***** EXTRACTED ENTRIES *****
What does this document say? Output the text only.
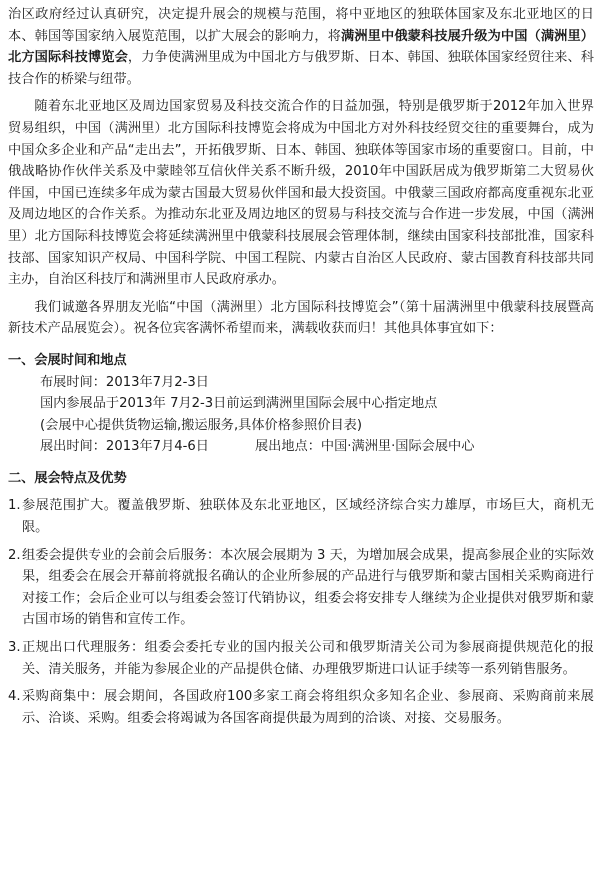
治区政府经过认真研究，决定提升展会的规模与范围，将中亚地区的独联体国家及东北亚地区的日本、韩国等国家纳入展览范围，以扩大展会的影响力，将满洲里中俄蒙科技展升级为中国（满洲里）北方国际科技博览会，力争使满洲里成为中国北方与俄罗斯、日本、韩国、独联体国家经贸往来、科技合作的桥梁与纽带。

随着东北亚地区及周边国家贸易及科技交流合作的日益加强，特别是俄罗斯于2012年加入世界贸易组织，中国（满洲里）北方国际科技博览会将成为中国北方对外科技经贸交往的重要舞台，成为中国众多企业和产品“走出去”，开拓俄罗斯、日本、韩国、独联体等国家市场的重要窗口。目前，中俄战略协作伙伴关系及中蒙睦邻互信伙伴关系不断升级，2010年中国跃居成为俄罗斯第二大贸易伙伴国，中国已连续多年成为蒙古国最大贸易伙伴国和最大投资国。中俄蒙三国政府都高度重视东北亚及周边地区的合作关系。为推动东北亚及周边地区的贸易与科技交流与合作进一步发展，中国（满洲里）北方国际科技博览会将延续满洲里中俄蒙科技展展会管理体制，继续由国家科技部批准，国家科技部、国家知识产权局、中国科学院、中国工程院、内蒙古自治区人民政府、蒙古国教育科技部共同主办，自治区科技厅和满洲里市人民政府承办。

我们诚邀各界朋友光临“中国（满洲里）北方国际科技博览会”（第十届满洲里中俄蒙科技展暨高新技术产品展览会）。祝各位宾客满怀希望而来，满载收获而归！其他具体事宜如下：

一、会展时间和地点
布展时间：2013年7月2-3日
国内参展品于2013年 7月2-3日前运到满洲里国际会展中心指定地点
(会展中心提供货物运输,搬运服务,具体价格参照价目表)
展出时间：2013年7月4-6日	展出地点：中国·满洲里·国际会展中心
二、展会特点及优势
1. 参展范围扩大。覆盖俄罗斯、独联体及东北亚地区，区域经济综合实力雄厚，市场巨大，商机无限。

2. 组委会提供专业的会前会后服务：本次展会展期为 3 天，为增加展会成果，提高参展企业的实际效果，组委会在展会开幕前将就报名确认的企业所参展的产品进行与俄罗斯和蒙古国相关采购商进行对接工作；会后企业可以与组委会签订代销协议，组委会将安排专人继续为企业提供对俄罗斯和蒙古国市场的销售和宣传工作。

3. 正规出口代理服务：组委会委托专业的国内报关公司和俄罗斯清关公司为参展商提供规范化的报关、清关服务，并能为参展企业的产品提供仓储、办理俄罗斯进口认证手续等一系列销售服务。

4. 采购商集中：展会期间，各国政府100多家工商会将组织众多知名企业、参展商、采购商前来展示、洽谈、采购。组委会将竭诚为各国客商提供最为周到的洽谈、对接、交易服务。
*****
§ **PROBLEM DETAILS**
Can you retype every record above exactly, leaving out the pictures?

§ **RESULT OF THIS EXERCISE**
What does this document say? Output the text only.
治区政府经过认真研究，决定提升展会的规模与范围，将中亚地区的独联体国家及东北亚地区的日本、韩国等国家纳入展览范围，以扩大展会的影响力，将满洲里中俄蒙科技展升级为中国（满洲里）北方国际科技博览会，力争使满洲里成为中国北方与俄罗斯、日本、韩国、独联体国家经贸往来、科技合作的桥梁与纽带。

随着东北亚地区及周边国家贸易及科技交流合作的日益加强，特别是俄罗斯于2012年加入世界贸易组织，中国（满洲里）北方国际科技博览会将成为中国北方对外科技经贸交往的重要舞台，成为中国众多企业和产品“走出去”，开拓俄罗斯、日本、韩国、独联体等国家市场的重要窗口。目前，中俄战略协作伙伴关系及中蒙睦邻互信伙伴关系不断升级，2010年中国跃居成为俄罗斯第二大贸易伙伴国，中国已连续多年成为蒙古国最大贸易伙伴国和最大投资国。中俄蒙三国政府都高度重视东北亚及周边地区的合作关系。为推动东北亚及周边地区的贸易与科技交流与合作进一步发展，中国（满洲里）北方国际科技博览会将延续满洲里中俄蒙科技展展会管理体制，继续由国家科技部批准，国家科技部、国家知识产权局、中国科学院、中国工程院、内蒙古自治区人民政府、蒙古国教育科技部共同主办，自治区科技厅和满洲里市人民政府承办。

我们诚邀各界朋友光临“中国（满洲里）北方国际科技博览会”（第十届满洲里中俄蒙科技展暨高新技术产品展览会）。祝各位宾客满怀希望而来，满载收获而归！其他具体事宜如下：

一、会展时间和地点
布展时间：2013年7月2-3日
国内参展品于2013年 7月2-3日前运到满洲里国际会展中心指定地点
(会展中心提供货物运输,搬运服务,具体价格参照价目表)
展出时间：2013年7月4-6日	展出地点：中国·满洲里·国际会展中心
二、展会特点及优势
1. 参展范围扩大。覆盖俄罗斯、独联体及东北亚地区，区域经济综合实力雄厚，市场巨大，商机无限。

2. 组委会提供专业的会前会后服务：本次展会展期为 3 天，为增加展会成果，提高参展企业的实际效果，组委会在展会开幕前将就报名确认的企业所参展的产品进行与俄罗斯和蒙古国相关采购商进行对接工作；会后企业可以与组委会签订代销协议，组委会将安排专人继续为企业提供对俄罗斯和蒙古国市场的销售和宣传工作。

3. 正规出口代理服务：组委会委托专业的国内报关公司和俄罗斯清关公司为参展商提供规范化的报关、清关服务，并能为参展企业的产品提供仓储、办理俄罗斯进口认证手续等一系列销售服务。

4. 采购商集中：展会期间，各国政府100多家工商会将组织众多知名企业、参展商、采购商前来展示、洽谈、采购。组委会将竭诚为各国客商提供最为周到的洽谈、对接、交易服务。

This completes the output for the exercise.